Stated goal.
Your task is to copy the listing exactly. Drop any pictures from the copy.
-- BEGIN Data in this exercise --
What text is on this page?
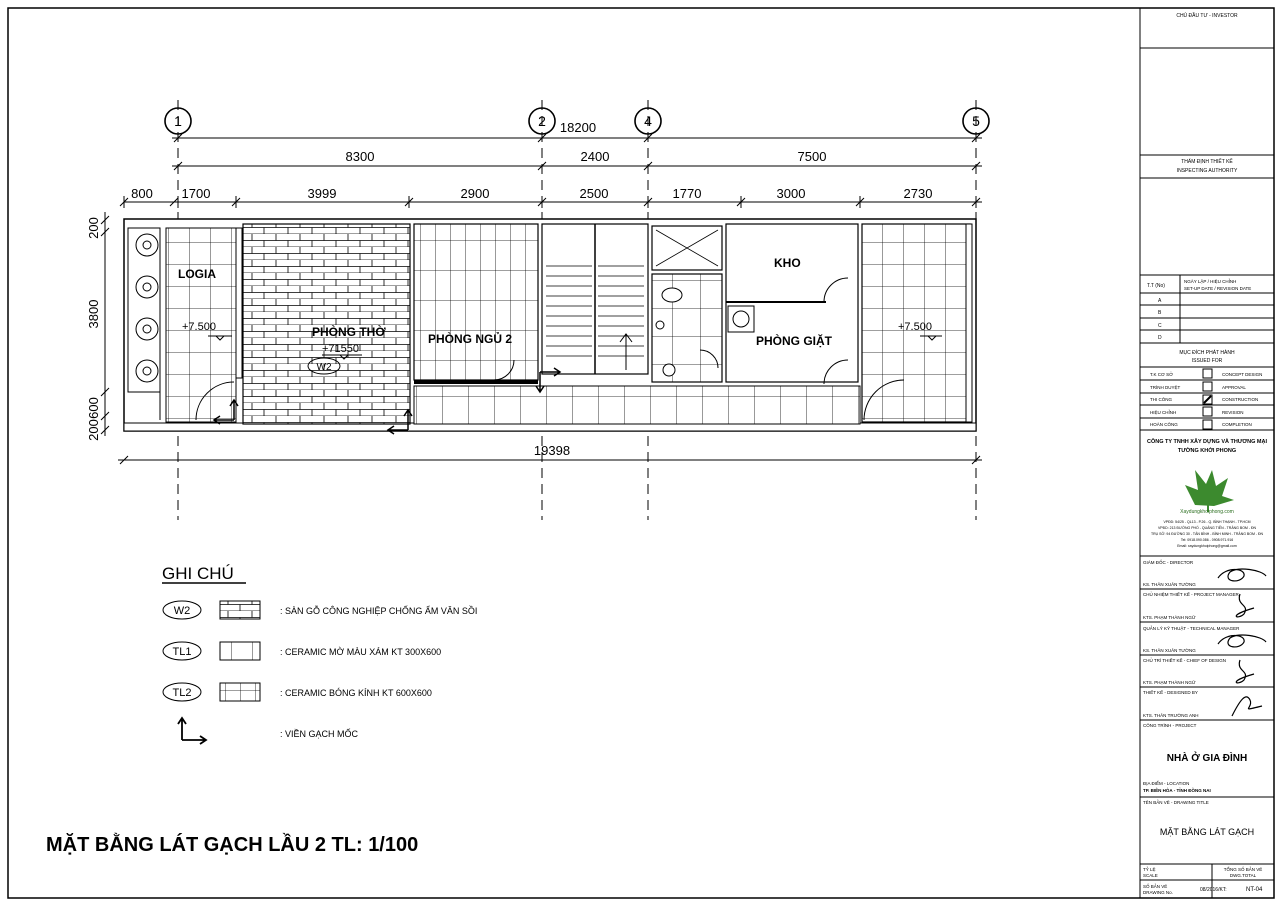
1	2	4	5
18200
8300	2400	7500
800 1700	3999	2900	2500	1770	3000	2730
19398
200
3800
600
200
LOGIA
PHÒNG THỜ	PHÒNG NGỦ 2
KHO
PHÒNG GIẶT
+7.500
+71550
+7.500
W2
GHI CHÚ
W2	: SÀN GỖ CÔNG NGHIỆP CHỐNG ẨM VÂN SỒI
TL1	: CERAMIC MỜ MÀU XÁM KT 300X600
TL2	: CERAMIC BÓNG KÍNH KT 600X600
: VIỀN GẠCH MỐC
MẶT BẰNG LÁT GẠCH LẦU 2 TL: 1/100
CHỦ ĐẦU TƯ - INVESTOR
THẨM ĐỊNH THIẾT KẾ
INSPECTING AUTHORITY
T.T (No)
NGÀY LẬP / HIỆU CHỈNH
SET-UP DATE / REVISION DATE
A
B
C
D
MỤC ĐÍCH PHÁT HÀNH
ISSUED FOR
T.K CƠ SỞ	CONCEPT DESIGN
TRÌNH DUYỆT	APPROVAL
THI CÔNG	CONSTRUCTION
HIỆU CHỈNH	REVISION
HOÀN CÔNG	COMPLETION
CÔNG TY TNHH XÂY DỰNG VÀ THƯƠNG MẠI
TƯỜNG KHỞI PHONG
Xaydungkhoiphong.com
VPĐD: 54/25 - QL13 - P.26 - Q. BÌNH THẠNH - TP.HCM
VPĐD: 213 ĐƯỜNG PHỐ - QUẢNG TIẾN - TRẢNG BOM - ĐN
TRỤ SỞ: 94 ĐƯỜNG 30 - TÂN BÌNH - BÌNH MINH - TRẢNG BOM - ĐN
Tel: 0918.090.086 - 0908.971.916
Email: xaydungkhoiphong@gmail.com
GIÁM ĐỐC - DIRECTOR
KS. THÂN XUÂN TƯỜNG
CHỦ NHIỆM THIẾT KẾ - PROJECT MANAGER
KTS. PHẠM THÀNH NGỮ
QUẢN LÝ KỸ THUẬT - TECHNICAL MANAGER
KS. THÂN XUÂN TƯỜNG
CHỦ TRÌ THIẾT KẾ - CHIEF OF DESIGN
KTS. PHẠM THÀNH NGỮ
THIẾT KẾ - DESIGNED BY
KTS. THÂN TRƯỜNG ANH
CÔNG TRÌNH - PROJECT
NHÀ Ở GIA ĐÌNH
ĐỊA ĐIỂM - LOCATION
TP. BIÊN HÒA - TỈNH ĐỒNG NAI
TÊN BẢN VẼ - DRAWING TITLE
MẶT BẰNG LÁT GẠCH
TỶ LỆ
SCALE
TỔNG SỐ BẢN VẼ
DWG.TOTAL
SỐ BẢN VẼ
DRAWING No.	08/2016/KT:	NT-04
-- END Data in this exercise --
Exercise solution.
What text is on this page?
1	2	4	5
18200
8300	2400	7500
800 1700	3999	2900	2500	1770	3000	2730
19398
200
3800
600
200
LOGIA
PHÒNG THỜ	PHÒNG NGỦ 2
KHO
PHÒNG GIẶT
+7.500
+71550
+7.500
W2
GHI CHÚ
W2	: SÀN GỖ CÔNG NGHIỆP CHỐNG ẨM VÂN SỒI
TL1	: CERAMIC MỜ MÀU XÁM KT 300X600
TL2	: CERAMIC BÓNG KÍNH KT 600X600
: VIỀN GẠCH MỐC
MẶT BẰNG LÁT GẠCH LẦU 2 TL: 1/100
CHỦ ĐẦU TƯ - INVESTOR
THẨM ĐỊNH THIẾT KẾ
INSPECTING AUTHORITY
T.T (No)
NGÀY LẬP / HIỆU CHỈNH
SET-UP DATE / REVISION DATE
A
B
C
D
MỤC ĐÍCH PHÁT HÀNH
ISSUED FOR
T.K CƠ SỞ	CONCEPT DESIGN
TRÌNH DUYỆT	APPROVAL
THI CÔNG	CONSTRUCTION
HIỆU CHỈNH	REVISION
HOÀN CÔNG	COMPLETION
CÔNG TY TNHH XÂY DỰNG VÀ THƯƠNG MẠI
TƯỜNG KHỞI PHONG
Xaydungkhoiphong.com
VPĐD: 54/25 - QL13 - P.26 - Q. BÌNH THẠNH - TP.HCM
VPĐD: 213 ĐƯỜNG PHỐ - QUẢNG TIẾN - TRẢNG BOM - ĐN
TRỤ SỞ: 94 ĐƯỜNG 30 - TÂN BÌNH - BÌNH MINH - TRẢNG BOM - ĐN
Tel: 0918.090.086 - 0908.971.916
Email: xaydungkhoiphong@gmail.com
GIÁM ĐỐC - DIRECTOR
KS. THÂN XUÂN TƯỜNG
CHỦ NHIỆM THIẾT KẾ - PROJECT MANAGER
KTS. PHẠM THÀNH NGỮ
QUẢN LÝ KỸ THUẬT - TECHNICAL MANAGER
KS. THÂN XUÂN TƯỜNG
CHỦ TRÌ THIẾT KẾ - CHIEF OF DESIGN
KTS. PHẠM THÀNH NGỮ
THIẾT KẾ - DESIGNED BY
KTS. THÂN TRƯỜNG ANH
CÔNG TRÌNH - PROJECT
NHÀ Ở GIA ĐÌNH
ĐỊA ĐIỂM - LOCATION
TP. BIÊN HÒA - TỈNH ĐỒNG NAI
TÊN BẢN VẼ - DRAWING TITLE
MẶT BẰNG LÁT GẠCH
TỶ LỆ
SCALE
TỔNG SỐ BẢN VẼ
DWG.TOTAL
SỐ BẢN VẼ
DRAWING No.	08/2016/KT:	NT-04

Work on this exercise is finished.